- _Dataset items_:
----------------------------------------

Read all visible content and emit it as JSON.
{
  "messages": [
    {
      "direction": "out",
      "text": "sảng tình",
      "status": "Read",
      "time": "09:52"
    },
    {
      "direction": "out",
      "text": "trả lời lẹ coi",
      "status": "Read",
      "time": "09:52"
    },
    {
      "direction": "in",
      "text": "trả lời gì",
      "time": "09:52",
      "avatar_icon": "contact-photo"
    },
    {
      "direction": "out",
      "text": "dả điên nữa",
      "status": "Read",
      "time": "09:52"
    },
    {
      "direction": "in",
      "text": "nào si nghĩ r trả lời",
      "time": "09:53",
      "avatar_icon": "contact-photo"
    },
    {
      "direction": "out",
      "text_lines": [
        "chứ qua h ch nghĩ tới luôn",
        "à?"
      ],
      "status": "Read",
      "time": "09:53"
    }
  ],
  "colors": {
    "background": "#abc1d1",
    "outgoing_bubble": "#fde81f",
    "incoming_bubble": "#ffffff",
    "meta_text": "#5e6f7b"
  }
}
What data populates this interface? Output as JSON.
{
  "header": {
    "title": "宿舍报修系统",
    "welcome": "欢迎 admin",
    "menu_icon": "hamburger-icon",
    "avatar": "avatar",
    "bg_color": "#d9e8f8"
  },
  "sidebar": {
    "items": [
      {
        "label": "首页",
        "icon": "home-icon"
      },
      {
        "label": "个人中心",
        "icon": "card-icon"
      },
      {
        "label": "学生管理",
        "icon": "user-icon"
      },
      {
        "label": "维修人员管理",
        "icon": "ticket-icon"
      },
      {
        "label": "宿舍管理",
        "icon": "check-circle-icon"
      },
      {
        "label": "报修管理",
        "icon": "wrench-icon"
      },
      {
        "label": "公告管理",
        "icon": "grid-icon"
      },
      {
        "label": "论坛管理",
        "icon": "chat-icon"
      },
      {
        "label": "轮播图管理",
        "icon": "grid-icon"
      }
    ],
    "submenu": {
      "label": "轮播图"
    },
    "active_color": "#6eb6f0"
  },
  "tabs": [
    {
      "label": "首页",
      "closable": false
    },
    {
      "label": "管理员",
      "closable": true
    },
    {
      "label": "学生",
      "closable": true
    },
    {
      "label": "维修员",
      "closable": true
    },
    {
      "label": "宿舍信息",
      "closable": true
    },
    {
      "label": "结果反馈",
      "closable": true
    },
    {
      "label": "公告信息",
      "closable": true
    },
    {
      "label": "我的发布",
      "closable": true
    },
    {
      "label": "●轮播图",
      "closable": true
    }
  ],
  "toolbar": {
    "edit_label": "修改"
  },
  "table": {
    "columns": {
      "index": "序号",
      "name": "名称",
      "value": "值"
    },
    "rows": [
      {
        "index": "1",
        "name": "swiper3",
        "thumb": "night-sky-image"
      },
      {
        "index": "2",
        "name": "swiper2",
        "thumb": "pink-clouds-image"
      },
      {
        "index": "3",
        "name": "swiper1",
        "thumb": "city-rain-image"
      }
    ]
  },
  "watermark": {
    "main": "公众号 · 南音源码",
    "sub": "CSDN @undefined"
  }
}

----------------------------------------

- _Your task_: The records above are to be copied in full, exactly as written.

- _Answer to this exercise_:
Read all visible content and emit it as JSON.
{
  "messages": [
    {
      "direction": "out",
      "text": "sảng tình",
      "status": "Read",
      "time": "09:52"
    },
    {
      "direction": "out",
      "text": "trả lời lẹ coi",
      "status": "Read",
      "time": "09:52"
    },
    {
      "direction": "in",
      "text": "trả lời gì",
      "time": "09:52",
      "avatar_icon": "contact-photo"
    },
    {
      "direction": "out",
      "text": "dả điên nữa",
      "status": "Read",
      "time": "09:52"
    },
    {
      "direction": "in",
      "text": "nào si nghĩ r trả lời",
      "time": "09:53",
      "avatar_icon": "contact-photo"
    },
    {
      "direction": "out",
      "text_lines": [
        "chứ qua h ch nghĩ tới luôn",
        "à?"
      ],
      "status": "Read",
      "time": "09:53"
    }
  ],
  "colors": {
    "background": "#abc1d1",
    "outgoing_bubble": "#fde81f",
    "incoming_bubble": "#ffffff",
    "meta_text": "#5e6f7b"
  }
}
What data populates this interface? Output as JSON.
{
  "header": {
    "title": "宿舍报修系统",
    "welcome": "欢迎 admin",
    "menu_icon": "hamburger-icon",
    "avatar": "avatar",
    "bg_color": "#d9e8f8"
  },
  "sidebar": {
    "items": [
      {
        "label": "首页",
        "icon": "home-icon"
      },
      {
        "label": "个人中心",
        "icon": "card-icon"
      },
      {
        "label": "学生管理",
        "icon": "user-icon"
      },
      {
        "label": "维修人员管理",
        "icon": "ticket-icon"
      },
      {
        "label": "宿舍管理",
        "icon": "check-circle-icon"
      },
      {
        "label": "报修管理",
        "icon": "wrench-icon"
      },
      {
        "label": "公告管理",
        "icon": "grid-icon"
      },
      {
        "label": "论坛管理",
        "icon": "chat-icon"
      },
      {
        "label": "轮播图管理",
        "icon": "grid-icon"
      }
    ],
    "submenu": {
      "label": "轮播图"
    },
    "active_color": "#6eb6f0"
  },
  "tabs": [
    {
      "label": "首页",
      "closable": false
    },
    {
      "label": "管理员",
      "closable": true
    },
    {
      "label": "学生",
      "closable": true
    },
    {
      "label": "维修员",
      "closable": true
    },
    {
      "label": "宿舍信息",
      "closable": true
    },
    {
      "label": "结果反馈",
      "closable": true
    },
    {
      "label": "公告信息",
      "closable": true
    },
    {
      "label": "我的发布",
      "closable": true
    },
    {
      "label": "●轮播图",
      "closable": true
    }
  ],
  "toolbar": {
    "edit_label": "修改"
  },
  "table": {
    "columns": {
      "index": "序号",
      "name": "名称",
      "value": "值"
    },
    "rows": [
      {
        "index": "1",
        "name": "swiper3",
        "thumb": "night-sky-image"
      },
      {
        "index": "2",
        "name": "swiper2",
        "thumb": "pink-clouds-image"
      },
      {
        "index": "3",
        "name": "swiper1",
        "thumb": "city-rain-image"
      }
    ]
  },
  "watermark": {
    "main": "公众号 · 南音源码",
    "sub": "CSDN @undefined"
  }
}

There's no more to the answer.